■ REQUIREMENTS:
Set down every entry word for word. Omit the pictures.

———

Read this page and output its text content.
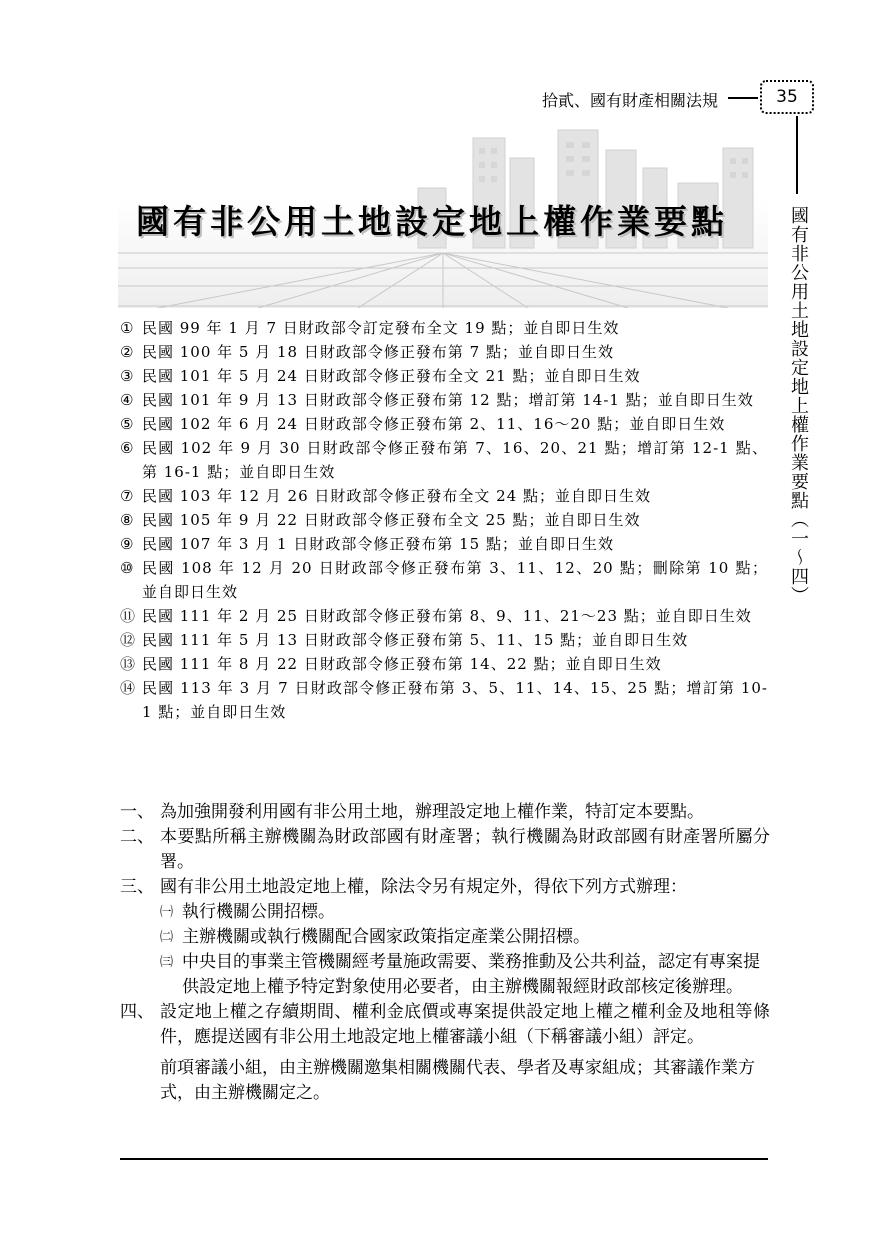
拾貳、國有財產相關法規	35
國有非公用土地設定地上權作業要點（一～四）
國有非公用土地設定地上權作業要點
① 民國 99 年 1 月 7 日財政部令訂定發布全文 19 點；並自即日生效
② 民國 100 年 5 月 18 日財政部令修正發布第 7 點；並自即日生效
③ 民國 101 年 5 月 24 日財政部令修正發布全文 21 點；並自即日生效
④ 民國 101 年 9 月 13 日財政部令修正發布第 12 點；增訂第 14-1 點；並自即日生效
⑤ 民國 102 年 6 月 24 日財政部令修正發布第 2、11、16～20 點；並自即日生效
⑥ 民國 102 年 9 月 30 日財政部令修正發布第 7、16、20、21 點；增訂第 12-1 點、第 16-1 點；並自即日生效
⑦ 民國 103 年 12 月 26 日財政部令修正發布全文 24 點；並自即日生效
⑧ 民國 105 年 9 月 22 日財政部令修正發布全文 25 點；並自即日生效
⑨ 民國 107 年 3 月 1 日財政部令修正發布第 15 點；並自即日生效
⑩ 民國 108 年 12 月 20 日財政部令修正發布第 3、11、12、20 點；刪除第 10 點；並自即日生效
⑪ 民國 111 年 2 月 25 日財政部令修正發布第 8、9、11、21～23 點；並自即日生效
⑫ 民國 111 年 5 月 13 日財政部令修正發布第 5、11、15 點；並自即日生效
⑬ 民國 111 年 8 月 22 日財政部令修正發布第 14、22 點；並自即日生效
⑭ 民國 113 年 3 月 7 日財政部令修正發布第 3、5、11、14、15、25 點；增訂第 10-1 點；並自即日生效
一、 為加強開發利用國有非公用土地，辦理設定地上權作業，特訂定本要點。
二、 本要點所稱主辦機關為財政部國有財產署；執行機關為財政部國有財產署所屬分署。
三、 國有非公用土地設定地上權，除法令另有規定外，得依下列方式辦理：
㈠ 執行機關公開招標。
㈡ 主辦機關或執行機關配合國家政策指定產業公開招標。
㈢ 中央目的事業主管機關經考量施政需要、業務推動及公共利益，認定有專案提供設定地上權予特定對象使用必要者，由主辦機關報經財政部核定後辦理。
四、 設定地上權之存續期間、權利金底價或專案提供設定地上權之權利金及地租等條件，應提送國有非公用土地設定地上權審議小組（下稱審議小組）評定。
前項審議小組，由主辦機關邀集相關機關代表、學者及專家組成；其審議作業方式，由主辦機關定之。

———

■ COMPLETE ANSWER:
Read this page and output its text content.
拾貳、國有財產相關法規	35
國有非公用土地設定地上權作業要點（一～四）
國有非公用土地設定地上權作業要點
① 民國 99 年 1 月 7 日財政部令訂定發布全文 19 點；並自即日生效
② 民國 100 年 5 月 18 日財政部令修正發布第 7 點；並自即日生效
③ 民國 101 年 5 月 24 日財政部令修正發布全文 21 點；並自即日生效
④ 民國 101 年 9 月 13 日財政部令修正發布第 12 點；增訂第 14-1 點；並自即日生效
⑤ 民國 102 年 6 月 24 日財政部令修正發布第 2、11、16～20 點；並自即日生效
⑥ 民國 102 年 9 月 30 日財政部令修正發布第 7、16、20、21 點；增訂第 12-1 點、第 16-1 點；並自即日生效
⑦ 民國 103 年 12 月 26 日財政部令修正發布全文 24 點；並自即日生效
⑧ 民國 105 年 9 月 22 日財政部令修正發布全文 25 點；並自即日生效
⑨ 民國 107 年 3 月 1 日財政部令修正發布第 15 點；並自即日生效
⑩ 民國 108 年 12 月 20 日財政部令修正發布第 3、11、12、20 點；刪除第 10 點；並自即日生效
⑪ 民國 111 年 2 月 25 日財政部令修正發布第 8、9、11、21～23 點；並自即日生效
⑫ 民國 111 年 5 月 13 日財政部令修正發布第 5、11、15 點；並自即日生效
⑬ 民國 111 年 8 月 22 日財政部令修正發布第 14、22 點；並自即日生效
⑭ 民國 113 年 3 月 7 日財政部令修正發布第 3、5、11、14、15、25 點；增訂第 10-1 點；並自即日生效
一、 為加強開發利用國有非公用土地，辦理設定地上權作業，特訂定本要點。
二、 本要點所稱主辦機關為財政部國有財產署；執行機關為財政部國有財產署所屬分署。
三、 國有非公用土地設定地上權，除法令另有規定外，得依下列方式辦理：
㈠ 執行機關公開招標。
㈡ 主辦機關或執行機關配合國家政策指定產業公開招標。
㈢ 中央目的事業主管機關經考量施政需要、業務推動及公共利益，認定有專案提供設定地上權予特定對象使用必要者，由主辦機關報經財政部核定後辦理。
四、 設定地上權之存續期間、權利金底價或專案提供設定地上權之權利金及地租等條件，應提送國有非公用土地設定地上權審議小組（下稱審議小組）評定。
前項審議小組，由主辦機關邀集相關機關代表、學者及專家組成；其審議作業方式，由主辦機關定之。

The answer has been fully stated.